What the exercise asks: Scan the data below. Pull out each line where "бюджетных" occurs.

___ Stored records ___

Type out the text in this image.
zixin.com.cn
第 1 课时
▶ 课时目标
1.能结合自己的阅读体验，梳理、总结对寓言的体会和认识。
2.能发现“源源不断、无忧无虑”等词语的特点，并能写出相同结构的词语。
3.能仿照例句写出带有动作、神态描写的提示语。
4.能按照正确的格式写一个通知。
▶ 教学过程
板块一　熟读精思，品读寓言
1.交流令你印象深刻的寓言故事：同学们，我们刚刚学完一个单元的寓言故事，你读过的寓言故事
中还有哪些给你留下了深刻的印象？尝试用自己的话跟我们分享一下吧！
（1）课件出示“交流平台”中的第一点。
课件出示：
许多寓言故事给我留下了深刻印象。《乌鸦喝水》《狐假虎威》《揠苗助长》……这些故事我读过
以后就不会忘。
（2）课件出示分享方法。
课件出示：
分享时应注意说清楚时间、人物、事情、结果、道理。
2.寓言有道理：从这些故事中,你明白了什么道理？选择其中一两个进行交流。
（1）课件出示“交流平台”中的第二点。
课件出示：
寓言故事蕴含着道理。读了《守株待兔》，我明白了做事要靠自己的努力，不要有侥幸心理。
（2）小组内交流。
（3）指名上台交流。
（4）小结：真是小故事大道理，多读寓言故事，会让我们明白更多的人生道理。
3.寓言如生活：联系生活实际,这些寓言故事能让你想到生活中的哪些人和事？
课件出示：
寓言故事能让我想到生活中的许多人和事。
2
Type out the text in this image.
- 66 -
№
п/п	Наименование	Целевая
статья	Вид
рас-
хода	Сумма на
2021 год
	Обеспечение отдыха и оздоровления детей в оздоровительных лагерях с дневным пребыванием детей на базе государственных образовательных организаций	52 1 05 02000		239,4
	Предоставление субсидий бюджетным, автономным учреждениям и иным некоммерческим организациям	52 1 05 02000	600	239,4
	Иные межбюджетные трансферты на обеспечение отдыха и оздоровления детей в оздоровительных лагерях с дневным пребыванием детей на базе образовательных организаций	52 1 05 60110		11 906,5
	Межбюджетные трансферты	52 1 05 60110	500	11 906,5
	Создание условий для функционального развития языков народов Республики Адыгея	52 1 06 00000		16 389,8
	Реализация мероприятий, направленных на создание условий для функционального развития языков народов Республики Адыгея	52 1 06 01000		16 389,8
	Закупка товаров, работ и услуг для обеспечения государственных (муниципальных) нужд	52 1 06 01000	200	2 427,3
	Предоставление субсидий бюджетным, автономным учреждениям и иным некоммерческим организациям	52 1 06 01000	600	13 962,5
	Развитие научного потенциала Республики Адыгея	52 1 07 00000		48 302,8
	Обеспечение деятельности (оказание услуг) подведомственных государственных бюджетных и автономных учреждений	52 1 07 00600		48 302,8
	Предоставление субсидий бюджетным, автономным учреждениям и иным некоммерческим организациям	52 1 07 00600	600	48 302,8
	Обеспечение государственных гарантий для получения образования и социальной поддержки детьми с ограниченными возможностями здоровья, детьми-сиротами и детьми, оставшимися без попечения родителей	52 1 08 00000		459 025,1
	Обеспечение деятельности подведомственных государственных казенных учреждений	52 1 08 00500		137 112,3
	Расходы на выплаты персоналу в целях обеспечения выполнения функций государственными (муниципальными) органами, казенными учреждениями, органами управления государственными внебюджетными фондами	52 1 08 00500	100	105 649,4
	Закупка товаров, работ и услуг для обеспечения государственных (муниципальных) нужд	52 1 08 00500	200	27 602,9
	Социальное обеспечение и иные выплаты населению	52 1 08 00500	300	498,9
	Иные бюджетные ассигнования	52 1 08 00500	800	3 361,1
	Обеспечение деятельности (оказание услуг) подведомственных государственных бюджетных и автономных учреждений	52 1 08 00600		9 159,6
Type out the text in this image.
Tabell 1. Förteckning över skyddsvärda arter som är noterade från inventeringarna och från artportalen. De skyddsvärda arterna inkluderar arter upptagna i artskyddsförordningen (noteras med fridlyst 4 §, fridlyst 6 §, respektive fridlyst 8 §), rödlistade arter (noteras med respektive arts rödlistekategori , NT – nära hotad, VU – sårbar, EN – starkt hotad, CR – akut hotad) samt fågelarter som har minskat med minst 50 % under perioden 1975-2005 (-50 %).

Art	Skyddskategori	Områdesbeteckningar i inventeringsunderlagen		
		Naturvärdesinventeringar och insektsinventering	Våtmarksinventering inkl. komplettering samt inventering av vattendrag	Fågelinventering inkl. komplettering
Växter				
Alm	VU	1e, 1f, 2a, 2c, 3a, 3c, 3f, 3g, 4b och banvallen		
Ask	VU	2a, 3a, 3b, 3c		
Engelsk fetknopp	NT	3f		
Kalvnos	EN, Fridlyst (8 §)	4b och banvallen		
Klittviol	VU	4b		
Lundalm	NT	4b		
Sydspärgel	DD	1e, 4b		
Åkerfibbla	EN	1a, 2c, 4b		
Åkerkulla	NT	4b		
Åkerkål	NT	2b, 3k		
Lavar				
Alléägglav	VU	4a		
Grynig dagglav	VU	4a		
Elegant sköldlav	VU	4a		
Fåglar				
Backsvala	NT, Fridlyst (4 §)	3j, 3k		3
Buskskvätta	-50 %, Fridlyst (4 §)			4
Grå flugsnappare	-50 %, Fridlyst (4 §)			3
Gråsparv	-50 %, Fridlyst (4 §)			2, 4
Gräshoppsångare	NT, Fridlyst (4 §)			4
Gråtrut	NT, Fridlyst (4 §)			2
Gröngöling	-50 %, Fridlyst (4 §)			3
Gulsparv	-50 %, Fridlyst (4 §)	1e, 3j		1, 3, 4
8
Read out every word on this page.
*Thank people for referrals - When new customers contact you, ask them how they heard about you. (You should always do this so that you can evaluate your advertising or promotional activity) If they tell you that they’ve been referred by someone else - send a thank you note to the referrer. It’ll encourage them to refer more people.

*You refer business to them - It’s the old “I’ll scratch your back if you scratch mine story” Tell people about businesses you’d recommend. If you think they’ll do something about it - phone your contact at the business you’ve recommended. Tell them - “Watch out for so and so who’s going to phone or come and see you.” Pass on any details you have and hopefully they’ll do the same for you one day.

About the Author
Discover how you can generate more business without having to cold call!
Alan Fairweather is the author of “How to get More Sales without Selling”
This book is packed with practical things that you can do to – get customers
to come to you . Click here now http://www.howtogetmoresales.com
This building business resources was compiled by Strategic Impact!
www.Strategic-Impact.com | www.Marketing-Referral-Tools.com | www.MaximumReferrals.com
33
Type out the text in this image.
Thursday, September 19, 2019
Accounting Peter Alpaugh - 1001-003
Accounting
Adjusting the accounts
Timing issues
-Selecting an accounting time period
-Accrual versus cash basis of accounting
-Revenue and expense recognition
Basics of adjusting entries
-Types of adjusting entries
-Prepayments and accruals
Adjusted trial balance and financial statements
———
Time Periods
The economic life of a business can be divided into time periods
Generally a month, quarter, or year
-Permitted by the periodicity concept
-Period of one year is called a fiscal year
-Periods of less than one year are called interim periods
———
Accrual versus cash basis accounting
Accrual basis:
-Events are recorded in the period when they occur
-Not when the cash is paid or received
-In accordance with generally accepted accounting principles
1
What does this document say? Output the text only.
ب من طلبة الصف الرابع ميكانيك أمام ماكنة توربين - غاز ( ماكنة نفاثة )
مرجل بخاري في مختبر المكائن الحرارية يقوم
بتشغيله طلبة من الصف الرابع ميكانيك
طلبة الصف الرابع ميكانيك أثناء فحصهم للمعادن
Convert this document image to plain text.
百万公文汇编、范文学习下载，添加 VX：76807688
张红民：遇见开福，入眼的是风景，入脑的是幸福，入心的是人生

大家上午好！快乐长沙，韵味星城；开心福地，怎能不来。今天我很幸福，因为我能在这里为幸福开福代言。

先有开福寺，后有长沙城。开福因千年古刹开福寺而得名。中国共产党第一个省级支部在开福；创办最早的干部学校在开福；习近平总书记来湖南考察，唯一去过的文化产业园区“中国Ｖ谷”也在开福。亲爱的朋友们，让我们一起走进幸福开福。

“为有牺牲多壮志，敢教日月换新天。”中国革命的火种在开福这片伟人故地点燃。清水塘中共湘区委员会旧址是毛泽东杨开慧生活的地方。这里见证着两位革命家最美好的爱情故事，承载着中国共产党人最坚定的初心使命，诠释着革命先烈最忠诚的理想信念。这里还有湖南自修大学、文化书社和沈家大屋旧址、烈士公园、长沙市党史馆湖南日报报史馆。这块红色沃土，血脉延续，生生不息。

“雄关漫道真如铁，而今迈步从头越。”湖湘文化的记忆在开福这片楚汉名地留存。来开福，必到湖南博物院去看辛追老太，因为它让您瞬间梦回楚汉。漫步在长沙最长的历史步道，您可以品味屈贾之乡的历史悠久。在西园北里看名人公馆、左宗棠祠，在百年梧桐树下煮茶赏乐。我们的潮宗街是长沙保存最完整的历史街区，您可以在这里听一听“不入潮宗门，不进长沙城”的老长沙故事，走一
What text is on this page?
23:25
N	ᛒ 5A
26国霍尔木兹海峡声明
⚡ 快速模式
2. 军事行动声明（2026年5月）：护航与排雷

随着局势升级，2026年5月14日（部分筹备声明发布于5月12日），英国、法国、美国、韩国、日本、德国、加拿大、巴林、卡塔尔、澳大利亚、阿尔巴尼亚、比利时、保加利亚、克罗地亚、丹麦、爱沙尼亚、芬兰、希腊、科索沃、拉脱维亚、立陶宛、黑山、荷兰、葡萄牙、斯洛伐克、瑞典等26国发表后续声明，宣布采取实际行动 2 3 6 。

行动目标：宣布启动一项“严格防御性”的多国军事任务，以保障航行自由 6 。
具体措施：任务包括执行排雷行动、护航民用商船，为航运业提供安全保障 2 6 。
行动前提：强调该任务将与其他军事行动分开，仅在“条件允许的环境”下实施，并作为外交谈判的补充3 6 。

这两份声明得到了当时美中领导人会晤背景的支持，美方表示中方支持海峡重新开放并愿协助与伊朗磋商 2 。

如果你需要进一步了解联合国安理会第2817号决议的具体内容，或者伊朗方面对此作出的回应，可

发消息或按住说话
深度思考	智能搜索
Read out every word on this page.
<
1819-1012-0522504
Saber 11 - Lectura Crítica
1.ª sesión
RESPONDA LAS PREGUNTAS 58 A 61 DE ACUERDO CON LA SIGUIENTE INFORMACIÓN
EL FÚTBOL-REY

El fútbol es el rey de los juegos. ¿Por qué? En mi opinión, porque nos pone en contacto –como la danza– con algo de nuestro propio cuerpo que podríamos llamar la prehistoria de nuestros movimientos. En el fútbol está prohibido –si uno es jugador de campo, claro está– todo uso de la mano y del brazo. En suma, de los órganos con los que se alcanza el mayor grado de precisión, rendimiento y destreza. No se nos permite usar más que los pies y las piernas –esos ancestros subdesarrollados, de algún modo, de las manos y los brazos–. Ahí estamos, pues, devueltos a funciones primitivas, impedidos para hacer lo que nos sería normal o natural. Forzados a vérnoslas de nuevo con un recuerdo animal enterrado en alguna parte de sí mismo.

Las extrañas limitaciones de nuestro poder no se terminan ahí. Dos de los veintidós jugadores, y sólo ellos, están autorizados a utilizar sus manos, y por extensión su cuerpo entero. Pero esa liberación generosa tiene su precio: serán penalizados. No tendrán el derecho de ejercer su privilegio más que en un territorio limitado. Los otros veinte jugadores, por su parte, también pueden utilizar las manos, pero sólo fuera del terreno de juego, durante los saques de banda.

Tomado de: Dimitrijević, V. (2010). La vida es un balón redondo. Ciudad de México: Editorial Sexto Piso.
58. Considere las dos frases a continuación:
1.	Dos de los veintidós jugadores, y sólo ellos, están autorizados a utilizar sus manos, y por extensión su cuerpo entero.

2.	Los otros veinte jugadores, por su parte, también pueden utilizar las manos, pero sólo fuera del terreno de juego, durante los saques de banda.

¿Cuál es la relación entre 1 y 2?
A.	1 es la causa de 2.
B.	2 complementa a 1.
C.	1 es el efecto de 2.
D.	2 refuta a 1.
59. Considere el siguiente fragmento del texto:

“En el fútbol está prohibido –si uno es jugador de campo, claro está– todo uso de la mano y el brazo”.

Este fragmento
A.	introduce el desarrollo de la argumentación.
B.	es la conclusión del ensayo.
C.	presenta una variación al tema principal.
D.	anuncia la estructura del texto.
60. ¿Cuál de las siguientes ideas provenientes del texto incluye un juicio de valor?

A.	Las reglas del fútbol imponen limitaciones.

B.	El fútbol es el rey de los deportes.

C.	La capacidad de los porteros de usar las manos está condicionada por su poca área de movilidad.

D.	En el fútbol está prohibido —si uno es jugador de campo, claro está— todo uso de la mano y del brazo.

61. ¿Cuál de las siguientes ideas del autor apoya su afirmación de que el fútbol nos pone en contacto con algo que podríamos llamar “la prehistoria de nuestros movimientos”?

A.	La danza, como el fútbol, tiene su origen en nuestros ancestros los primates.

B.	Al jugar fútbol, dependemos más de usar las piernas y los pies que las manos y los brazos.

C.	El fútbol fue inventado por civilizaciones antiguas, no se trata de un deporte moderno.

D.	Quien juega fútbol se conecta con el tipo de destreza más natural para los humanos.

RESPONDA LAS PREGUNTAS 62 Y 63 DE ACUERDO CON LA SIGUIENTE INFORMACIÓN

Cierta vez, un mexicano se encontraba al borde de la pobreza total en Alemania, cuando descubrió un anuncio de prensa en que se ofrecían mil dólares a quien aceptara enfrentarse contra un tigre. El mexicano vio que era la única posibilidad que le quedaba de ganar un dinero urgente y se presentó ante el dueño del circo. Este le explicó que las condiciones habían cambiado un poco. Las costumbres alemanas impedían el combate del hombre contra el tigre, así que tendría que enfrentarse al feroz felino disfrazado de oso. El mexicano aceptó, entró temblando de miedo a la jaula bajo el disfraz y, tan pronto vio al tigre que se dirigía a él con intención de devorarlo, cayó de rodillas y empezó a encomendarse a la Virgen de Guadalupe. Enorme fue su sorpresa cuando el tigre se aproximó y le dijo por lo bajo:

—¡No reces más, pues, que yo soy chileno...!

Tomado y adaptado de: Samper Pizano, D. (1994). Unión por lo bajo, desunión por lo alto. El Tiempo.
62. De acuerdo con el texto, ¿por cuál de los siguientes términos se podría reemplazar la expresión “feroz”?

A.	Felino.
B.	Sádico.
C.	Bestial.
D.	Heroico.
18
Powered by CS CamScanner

___

Reply:
	Обеспечение деятельности (оказание услуг) подведомственных государственных бюджетных и автономных учреждений	52 1 07 00600		48 302,8
	Обеспечение деятельности (оказание услуг) подведомственных государственных бюджетных и автономных учреждений	52 1 08 00600		9 159,6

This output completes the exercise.